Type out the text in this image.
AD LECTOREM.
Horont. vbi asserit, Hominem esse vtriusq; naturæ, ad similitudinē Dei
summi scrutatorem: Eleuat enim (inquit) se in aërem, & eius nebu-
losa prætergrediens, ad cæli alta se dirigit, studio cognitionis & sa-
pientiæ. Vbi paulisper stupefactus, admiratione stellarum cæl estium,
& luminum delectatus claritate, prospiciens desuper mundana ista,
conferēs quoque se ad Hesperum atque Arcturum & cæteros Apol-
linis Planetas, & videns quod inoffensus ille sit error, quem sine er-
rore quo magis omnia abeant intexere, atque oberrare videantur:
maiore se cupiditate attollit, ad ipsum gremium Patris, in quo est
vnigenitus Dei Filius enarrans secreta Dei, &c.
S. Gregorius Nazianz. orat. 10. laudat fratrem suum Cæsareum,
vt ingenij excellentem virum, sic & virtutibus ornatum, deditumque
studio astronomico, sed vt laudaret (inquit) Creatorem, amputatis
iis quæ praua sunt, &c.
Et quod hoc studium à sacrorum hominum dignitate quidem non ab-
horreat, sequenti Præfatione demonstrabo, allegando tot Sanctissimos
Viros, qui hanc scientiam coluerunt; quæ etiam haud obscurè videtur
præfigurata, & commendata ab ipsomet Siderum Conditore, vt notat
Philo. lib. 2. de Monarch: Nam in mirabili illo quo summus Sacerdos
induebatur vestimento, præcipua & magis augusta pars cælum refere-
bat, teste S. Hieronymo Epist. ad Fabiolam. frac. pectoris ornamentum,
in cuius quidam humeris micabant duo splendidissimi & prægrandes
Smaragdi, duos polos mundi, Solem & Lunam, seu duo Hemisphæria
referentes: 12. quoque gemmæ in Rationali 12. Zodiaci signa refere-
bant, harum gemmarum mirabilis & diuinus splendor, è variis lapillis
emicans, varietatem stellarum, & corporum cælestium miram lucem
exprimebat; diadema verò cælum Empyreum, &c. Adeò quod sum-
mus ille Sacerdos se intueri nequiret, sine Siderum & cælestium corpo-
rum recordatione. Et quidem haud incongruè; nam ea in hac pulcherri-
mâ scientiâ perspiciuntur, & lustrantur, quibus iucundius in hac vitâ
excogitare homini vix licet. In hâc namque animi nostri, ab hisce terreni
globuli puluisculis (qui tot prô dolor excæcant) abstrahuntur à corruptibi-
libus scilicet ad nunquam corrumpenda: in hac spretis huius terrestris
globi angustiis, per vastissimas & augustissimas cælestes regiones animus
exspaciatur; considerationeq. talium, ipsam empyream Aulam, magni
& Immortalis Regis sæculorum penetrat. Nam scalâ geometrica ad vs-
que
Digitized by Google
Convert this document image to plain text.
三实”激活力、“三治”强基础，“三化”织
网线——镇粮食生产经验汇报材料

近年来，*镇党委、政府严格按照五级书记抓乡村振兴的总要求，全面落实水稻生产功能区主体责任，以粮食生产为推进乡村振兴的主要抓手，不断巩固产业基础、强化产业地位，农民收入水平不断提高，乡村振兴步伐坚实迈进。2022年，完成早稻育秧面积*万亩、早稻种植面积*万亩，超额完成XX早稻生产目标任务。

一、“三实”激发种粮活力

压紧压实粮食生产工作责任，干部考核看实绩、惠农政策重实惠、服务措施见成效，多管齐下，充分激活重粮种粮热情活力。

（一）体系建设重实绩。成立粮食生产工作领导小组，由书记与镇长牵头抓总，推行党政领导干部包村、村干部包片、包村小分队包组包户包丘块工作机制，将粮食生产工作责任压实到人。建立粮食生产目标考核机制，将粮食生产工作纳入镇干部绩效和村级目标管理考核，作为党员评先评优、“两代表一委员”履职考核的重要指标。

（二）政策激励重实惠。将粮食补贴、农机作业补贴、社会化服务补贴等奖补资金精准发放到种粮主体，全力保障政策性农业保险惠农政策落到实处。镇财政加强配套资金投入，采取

|---|

CHALLENGE
Each line above is to be repeated exactly.

EXERCISE SOLUTION
Type out the text in this image.
AD LECTOREM.
Horont. vbi asserit, Hominem esse vtriusq; naturæ, ad similitudinē Dei
summi scrutatorem: Eleuat enim (inquit) se in aërem, & eius nebu-
losa prætergrediens, ad cæli alta se dirigit, studio cognitionis & sa-
pientiæ. Vbi paulisper stupefactus, admiratione stellarum cæl estium,
& luminum delectatus claritate, prospiciens desuper mundana ista,
conferēs quoque se ad Hesperum atque Arcturum & cæteros Apol-
linis Planetas, & videns quod inoffensus ille sit error, quem sine er-
rore quo magis omnia abeant intexere, atque oberrare videantur:
maiore se cupiditate attollit, ad ipsum gremium Patris, in quo est
vnigenitus Dei Filius enarrans secreta Dei, &c.
S. Gregorius Nazianz. orat. 10. laudat fratrem suum Cæsareum,
vt ingenij excellentem virum, sic & virtutibus ornatum, deditumque
studio astronomico, sed vt laudaret (inquit) Creatorem, amputatis
iis quæ praua sunt, &c.
Et quod hoc studium à sacrorum hominum dignitate quidem non ab-
horreat, sequenti Præfatione demonstrabo, allegando tot Sanctissimos
Viros, qui hanc scientiam coluerunt; quæ etiam haud obscurè videtur
præfigurata, & commendata ab ipsomet Siderum Conditore, vt notat
Philo. lib. 2. de Monarch: Nam in mirabili illo quo summus Sacerdos
induebatur vestimento, præcipua & magis augusta pars cælum refere-
bat, teste S. Hieronymo Epist. ad Fabiolam. frac. pectoris ornamentum,
in cuius quidam humeris micabant duo splendidissimi & prægrandes
Smaragdi, duos polos mundi, Solem & Lunam, seu duo Hemisphæria
referentes: 12. quoque gemmæ in Rationali 12. Zodiaci signa refere-
bant, harum gemmarum mirabilis & diuinus splendor, è variis lapillis
emicans, varietatem stellarum, & corporum cælestium miram lucem
exprimebat; diadema verò cælum Empyreum, &c. Adeò quod sum-
mus ille Sacerdos se intueri nequiret, sine Siderum & cælestium corpo-
rum recordatione. Et quidem haud incongruè; nam ea in hac pulcherri-
mâ scientiâ perspiciuntur, & lustrantur, quibus iucundius in hac vitâ
excogitare homini vix licet. In hâc namque animi nostri, ab hisce terreni
globuli puluisculis (qui tot prô dolor excæcant) abstrahuntur à corruptibi-
libus scilicet ad nunquam corrumpenda: in hac spretis huius terrestris
globi angustiis, per vastissimas & augustissimas cælestes regiones animus
exspaciatur; considerationeq. talium, ipsam empyream Aulam, magni
& Immortalis Regis sæculorum penetrat. Nam scalâ geometrica ad vs-
que
Digitized by Google
Convert this document image to plain text.
三实”激活力、“三治”强基础，“三化”织
网线——镇粮食生产经验汇报材料

近年来，*镇党委、政府严格按照五级书记抓乡村振兴的总要求，全面落实水稻生产功能区主体责任，以粮食生产为推进乡村振兴的主要抓手，不断巩固产业基础、强化产业地位，农民收入水平不断提高，乡村振兴步伐坚实迈进。2022年，完成早稻育秧面积*万亩、早稻种植面积*万亩，超额完成XX早稻生产目标任务。

一、“三实”激发种粮活力

压紧压实粮食生产工作责任，干部考核看实绩、惠农政策重实惠、服务措施见成效，多管齐下，充分激活重粮种粮热情活力。

（一）体系建设重实绩。成立粮食生产工作领导小组，由书记与镇长牵头抓总，推行党政领导干部包村、村干部包片、包村小分队包组包户包丘块工作机制，将粮食生产工作责任压实到人。建立粮食生产目标考核机制，将粮食生产工作纳入镇干部绩效和村级目标管理考核，作为党员评先评优、“两代表一委员”履职考核的重要指标。

（二）政策激励重实惠。将粮食补贴、农机作业补贴、社会化服务补贴等奖补资金精准发放到种粮主体，全力保障政策性农业保险惠农政策落到实处。镇财政加强配套资金投入，采取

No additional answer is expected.